* [Provided text]
The cruise port in Falmouth is more than just a place to dock ships. It is a large complex that includes shops, bars, restaurants and entertainment facilities. Some passengers never go beyond the gate that separates the cruise port from the rest of Jamaica.
The Historic Falmouth Cruise Port openned in 2011. It was a joint project by Royal Caribbean and the Port Authority of Jamaica. One of the driving foprces behind the project was Royal Caribbean's desire for a centrally-located cruise port capable of handling its Oasis class ships on their Western Caribbean cruises. Construction was done by a Danish firm E. Pihl & Son A.S.with financing from the central bank of Denmark.
Although Royal Caribbean was involved in building the cruise port, ships from other cruise lines can and do dock at Falmouth.
The cruise port is a triangular shaped peninsula with the base of the triangle attached to the shoreline. Falmouth's two cruise ship berths are on the sides of the triangle.
Despite visible shoals not far from the cruise port, Falmouth can handle any size cruise ship. As mentioned earlier, it was constructed with the 220,000 gross ton Oasis of the Seas and Allure of the Seas in mind. Ships usually approach the cruise port, turn 180 degrees when close to the port and back into the berths.
At the point of the triangle is the cruise terminal building. Guests go ashore and return to their ships through this building regardless of which berth their ship is at.
Leaving the terminal building guests find themselves in a large plaza. On either side are commercial buildings done with a nod to the Georgian style architecture of the town of Falmouth. The buildings contain shops and eateries. These include some of the chain stores you see in the more popular Caribbean ports as well as places like Nathan's and Dairy Queen. There are also kiosks and stalls in the plaza offering souvenirs items and various services. At the far end are two more commercial buildings
Moving further towards shore, there is a another plaza called Falmouth Square with a four sided clock in the middle. However, the most eye-catching object is a life-size replica of a wrecked pirate ship on the right hand side. Behind it is a large Jimmy Buffett's Margaritaville, which includes a pool area.

* [Data excerpt]

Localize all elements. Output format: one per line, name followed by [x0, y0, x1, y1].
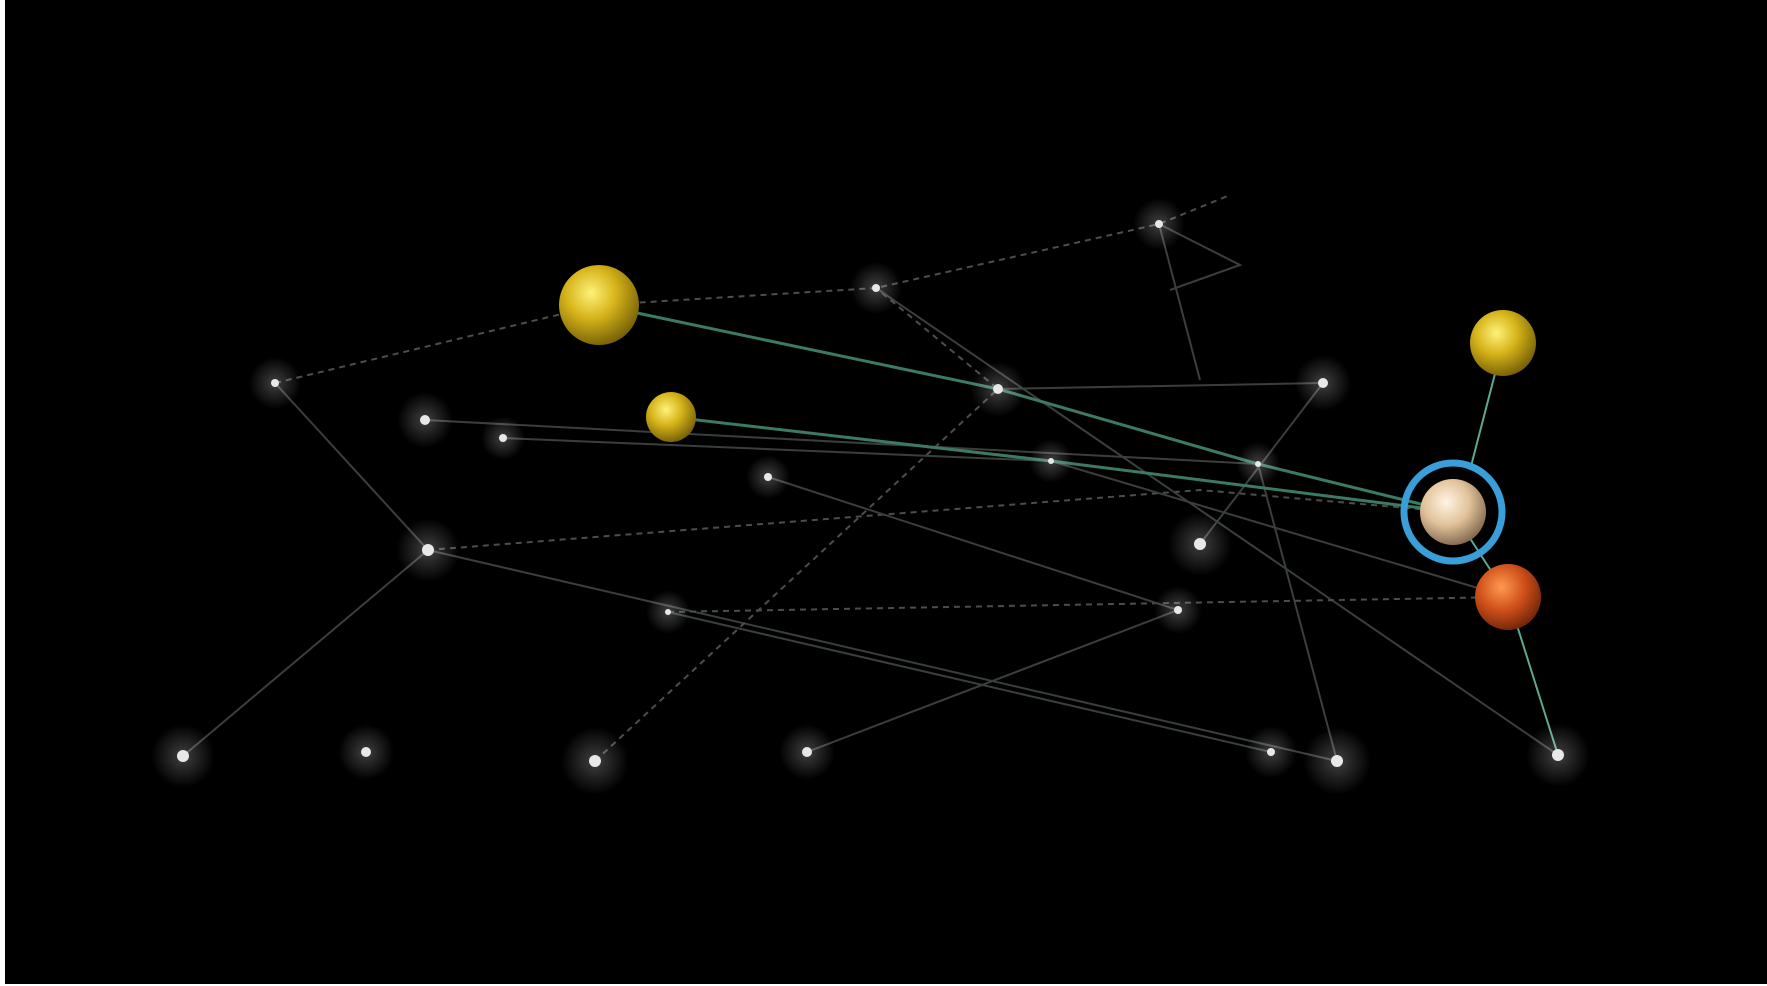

* [Stated exercise]
Reproduce the entire text above about the Falmouth cruise port word for word, keeping every character and paragraph break unchanged.

* [Answer for the task]
The cruise port in Falmouth is more than just a place to dock ships. It is a large complex that includes shops, bars, restaurants and entertainment facilities. Some passengers never go beyond the gate that separates the cruise port from the rest of Jamaica.
The Historic Falmouth Cruise Port openned in 2011. It was a joint project by Royal Caribbean and the Port Authority of Jamaica. One of the driving foprces behind the project was Royal Caribbean's desire for a centrally-located cruise port capable of handling its Oasis class ships on their Western Caribbean cruises. Construction was done by a Danish firm E. Pihl & Son A.S.with financing from the central bank of Denmark.
Although Royal Caribbean was involved in building the cruise port, ships from other cruise lines can and do dock at Falmouth.
The cruise port is a triangular shaped peninsula with the base of the triangle attached to the shoreline. Falmouth's two cruise ship berths are on the sides of the triangle.
Despite visible shoals not far from the cruise port, Falmouth can handle any size cruise ship. As mentioned earlier, it was constructed with the 220,000 gross ton Oasis of the Seas and Allure of the Seas in mind. Ships usually approach the cruise port, turn 180 degrees when close to the port and back into the berths.
At the point of the triangle is the cruise terminal building. Guests go ashore and return to their ships through this building regardless of which berth their ship is at.
Leaving the terminal building guests find themselves in a large plaza. On either side are commercial buildings done with a nod to the Georgian style architecture of the town of Falmouth. The buildings contain shops and eateries. These include some of the chain stores you see in the more popular Caribbean ports as well as places like Nathan's and Dairy Queen. There are also kiosks and stalls in the plaza offering souvenirs items and various services. At the far end are two more commercial buildings
Moving further towards shore, there is a another plaza called Falmouth Square with a four sided clock in the middle. However, the most eye-catching object is a life-size replica of a wrecked pirate ship on the right hand side. Behind it is a large Jimmy Buffett's Margaritaville, which includes a pool area.